EXERCISE AIM: Write out all lines holding the word "model".

**** RECORDS FOR PROCESSING

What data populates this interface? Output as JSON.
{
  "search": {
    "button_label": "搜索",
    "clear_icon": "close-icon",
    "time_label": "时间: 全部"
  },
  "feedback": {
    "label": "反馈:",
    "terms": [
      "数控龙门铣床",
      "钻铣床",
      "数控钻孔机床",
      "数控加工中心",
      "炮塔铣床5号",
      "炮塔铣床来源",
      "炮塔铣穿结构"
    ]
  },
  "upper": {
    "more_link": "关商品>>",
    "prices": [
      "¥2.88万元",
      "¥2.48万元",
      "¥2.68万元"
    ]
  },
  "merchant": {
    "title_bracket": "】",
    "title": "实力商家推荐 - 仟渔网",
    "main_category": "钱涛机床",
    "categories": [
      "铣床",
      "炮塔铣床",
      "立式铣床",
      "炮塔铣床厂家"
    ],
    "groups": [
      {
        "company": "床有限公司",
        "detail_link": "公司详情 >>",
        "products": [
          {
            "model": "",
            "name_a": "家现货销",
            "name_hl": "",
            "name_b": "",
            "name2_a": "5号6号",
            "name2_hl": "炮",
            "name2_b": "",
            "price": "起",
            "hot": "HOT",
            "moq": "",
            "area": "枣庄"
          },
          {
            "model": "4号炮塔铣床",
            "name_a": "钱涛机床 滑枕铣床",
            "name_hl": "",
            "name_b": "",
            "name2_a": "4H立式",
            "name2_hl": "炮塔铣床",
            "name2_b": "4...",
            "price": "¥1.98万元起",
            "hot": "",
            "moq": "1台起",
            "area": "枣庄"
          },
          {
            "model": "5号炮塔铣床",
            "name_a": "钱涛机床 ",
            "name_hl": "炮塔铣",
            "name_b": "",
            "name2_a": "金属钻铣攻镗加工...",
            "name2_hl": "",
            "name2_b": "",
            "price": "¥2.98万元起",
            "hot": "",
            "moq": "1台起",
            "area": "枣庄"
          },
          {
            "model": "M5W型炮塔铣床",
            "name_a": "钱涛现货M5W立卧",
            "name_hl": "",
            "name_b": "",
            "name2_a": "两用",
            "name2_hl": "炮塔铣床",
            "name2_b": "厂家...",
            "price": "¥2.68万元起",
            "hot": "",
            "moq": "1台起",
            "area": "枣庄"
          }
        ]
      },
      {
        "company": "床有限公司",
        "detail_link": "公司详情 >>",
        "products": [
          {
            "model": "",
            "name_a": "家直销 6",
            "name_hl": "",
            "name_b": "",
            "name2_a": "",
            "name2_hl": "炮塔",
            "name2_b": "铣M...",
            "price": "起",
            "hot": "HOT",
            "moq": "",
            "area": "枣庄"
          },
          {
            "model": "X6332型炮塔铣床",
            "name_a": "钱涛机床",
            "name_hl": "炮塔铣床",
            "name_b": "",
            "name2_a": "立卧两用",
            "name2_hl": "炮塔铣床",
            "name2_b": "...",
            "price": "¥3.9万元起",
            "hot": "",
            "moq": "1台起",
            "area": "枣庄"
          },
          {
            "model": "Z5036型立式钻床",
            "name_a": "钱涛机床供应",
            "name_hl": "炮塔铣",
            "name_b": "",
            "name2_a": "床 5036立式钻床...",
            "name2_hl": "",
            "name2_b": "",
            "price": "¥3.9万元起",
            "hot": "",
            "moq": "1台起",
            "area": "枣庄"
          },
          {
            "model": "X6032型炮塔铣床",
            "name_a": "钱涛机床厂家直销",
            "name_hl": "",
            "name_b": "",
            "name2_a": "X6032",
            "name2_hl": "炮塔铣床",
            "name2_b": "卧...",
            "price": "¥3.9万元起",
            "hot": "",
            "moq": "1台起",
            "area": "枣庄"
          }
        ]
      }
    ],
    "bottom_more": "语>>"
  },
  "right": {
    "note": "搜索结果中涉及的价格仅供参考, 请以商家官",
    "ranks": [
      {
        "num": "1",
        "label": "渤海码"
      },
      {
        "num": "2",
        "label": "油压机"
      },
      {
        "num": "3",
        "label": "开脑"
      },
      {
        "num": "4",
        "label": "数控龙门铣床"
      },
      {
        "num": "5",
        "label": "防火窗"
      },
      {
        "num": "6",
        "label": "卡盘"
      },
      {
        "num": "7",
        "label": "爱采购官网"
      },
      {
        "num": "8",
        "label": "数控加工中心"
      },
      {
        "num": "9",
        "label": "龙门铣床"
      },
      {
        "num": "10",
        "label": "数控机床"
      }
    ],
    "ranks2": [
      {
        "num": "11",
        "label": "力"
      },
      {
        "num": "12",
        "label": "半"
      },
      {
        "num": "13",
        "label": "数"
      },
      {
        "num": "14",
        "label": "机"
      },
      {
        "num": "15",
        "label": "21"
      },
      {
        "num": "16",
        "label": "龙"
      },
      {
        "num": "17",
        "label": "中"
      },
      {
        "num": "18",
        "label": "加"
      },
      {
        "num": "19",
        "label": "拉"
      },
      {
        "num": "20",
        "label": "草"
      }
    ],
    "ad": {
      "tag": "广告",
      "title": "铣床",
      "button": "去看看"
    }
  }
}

********

RESULT:
            "model": "",
            "model": "4号炮塔铣床",
            "model": "5号炮塔铣床",
            "model": "M5W型炮塔铣床",
            "model": "",
            "model": "X6332型炮塔铣床",
            "model": "Z5036型立式钻床",
            "model": "X6032型炮塔铣床",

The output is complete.